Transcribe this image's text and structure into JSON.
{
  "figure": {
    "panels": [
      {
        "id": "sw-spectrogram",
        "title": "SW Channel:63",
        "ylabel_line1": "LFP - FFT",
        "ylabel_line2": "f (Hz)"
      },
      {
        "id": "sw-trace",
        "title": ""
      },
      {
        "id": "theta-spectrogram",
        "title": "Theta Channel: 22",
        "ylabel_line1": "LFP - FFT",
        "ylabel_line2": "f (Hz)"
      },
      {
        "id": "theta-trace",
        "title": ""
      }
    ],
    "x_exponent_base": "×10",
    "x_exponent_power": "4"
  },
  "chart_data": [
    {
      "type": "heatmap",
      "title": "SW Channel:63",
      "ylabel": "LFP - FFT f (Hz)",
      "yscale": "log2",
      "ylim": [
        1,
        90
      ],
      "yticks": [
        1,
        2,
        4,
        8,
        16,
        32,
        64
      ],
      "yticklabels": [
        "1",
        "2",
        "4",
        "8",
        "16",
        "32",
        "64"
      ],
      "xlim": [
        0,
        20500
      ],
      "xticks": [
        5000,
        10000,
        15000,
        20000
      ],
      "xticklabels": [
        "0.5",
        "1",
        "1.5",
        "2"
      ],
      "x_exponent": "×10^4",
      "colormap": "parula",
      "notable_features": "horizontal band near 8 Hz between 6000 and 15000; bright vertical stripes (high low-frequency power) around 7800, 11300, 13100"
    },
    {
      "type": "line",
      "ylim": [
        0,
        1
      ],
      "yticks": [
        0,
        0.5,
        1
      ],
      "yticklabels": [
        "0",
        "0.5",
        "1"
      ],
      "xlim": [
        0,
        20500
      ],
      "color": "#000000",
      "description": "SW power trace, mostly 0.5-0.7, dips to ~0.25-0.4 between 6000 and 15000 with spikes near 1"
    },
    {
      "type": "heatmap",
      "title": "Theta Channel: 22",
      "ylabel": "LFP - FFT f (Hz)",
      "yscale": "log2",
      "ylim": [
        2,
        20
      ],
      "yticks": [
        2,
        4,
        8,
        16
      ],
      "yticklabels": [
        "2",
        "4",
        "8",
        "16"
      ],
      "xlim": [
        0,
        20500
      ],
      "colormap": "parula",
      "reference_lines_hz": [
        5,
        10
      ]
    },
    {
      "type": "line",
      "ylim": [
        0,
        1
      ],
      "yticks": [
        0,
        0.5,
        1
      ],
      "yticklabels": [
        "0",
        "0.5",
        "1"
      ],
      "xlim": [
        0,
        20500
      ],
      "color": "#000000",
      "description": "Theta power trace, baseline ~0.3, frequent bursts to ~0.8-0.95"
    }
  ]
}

**Direction**
The entries above must be returned exactly.

**Written answer**
Transcribe this image's text and structure into JSON.
{
  "figure": {
    "panels": [
      {
        "id": "sw-spectrogram",
        "title": "SW Channel:63",
        "ylabel_line1": "LFP - FFT",
        "ylabel_line2": "f (Hz)"
      },
      {
        "id": "sw-trace",
        "title": ""
      },
      {
        "id": "theta-spectrogram",
        "title": "Theta Channel: 22",
        "ylabel_line1": "LFP - FFT",
        "ylabel_line2": "f (Hz)"
      },
      {
        "id": "theta-trace",
        "title": ""
      }
    ],
    "x_exponent_base": "×10",
    "x_exponent_power": "4"
  },
  "chart_data": [
    {
      "type": "heatmap",
      "title": "SW Channel:63",
      "ylabel": "LFP - FFT f (Hz)",
      "yscale": "log2",
      "ylim": [
        1,
        90
      ],
      "yticks": [
        1,
        2,
        4,
        8,
        16,
        32,
        64
      ],
      "yticklabels": [
        "1",
        "2",
        "4",
        "8",
        "16",
        "32",
        "64"
      ],
      "xlim": [
        0,
        20500
      ],
      "xticks": [
        5000,
        10000,
        15000,
        20000
      ],
      "xticklabels": [
        "0.5",
        "1",
        "1.5",
        "2"
      ],
      "x_exponent": "×10^4",
      "colormap": "parula",
      "notable_features": "horizontal band near 8 Hz between 6000 and 15000; bright vertical stripes (high low-frequency power) around 7800, 11300, 13100"
    },
    {
      "type": "line",
      "ylim": [
        0,
        1
      ],
      "yticks": [
        0,
        0.5,
        1
      ],
      "yticklabels": [
        "0",
        "0.5",
        "1"
      ],
      "xlim": [
        0,
        20500
      ],
      "color": "#000000",
      "description": "SW power trace, mostly 0.5-0.7, dips to ~0.25-0.4 between 6000 and 15000 with spikes near 1"
    },
    {
      "type": "heatmap",
      "title": "Theta Channel: 22",
      "ylabel": "LFP - FFT f (Hz)",
      "yscale": "log2",
      "ylim": [
        2,
        20
      ],
      "yticks": [
        2,
        4,
        8,
        16
      ],
      "yticklabels": [
        "2",
        "4",
        "8",
        "16"
      ],
      "xlim": [
        0,
        20500
      ],
      "colormap": "parula",
      "reference_lines_hz": [
        5,
        10
      ]
    },
    {
      "type": "line",
      "ylim": [
        0,
        1
      ],
      "yticks": [
        0,
        0.5,
        1
      ],
      "yticklabels": [
        "0",
        "0.5",
        "1"
      ],
      "xlim": [
        0,
        20500
      ],
      "color": "#000000",
      "description": "Theta power trace, baseline ~0.3, frequent bursts to ~0.8-0.95"
    }
  ]
}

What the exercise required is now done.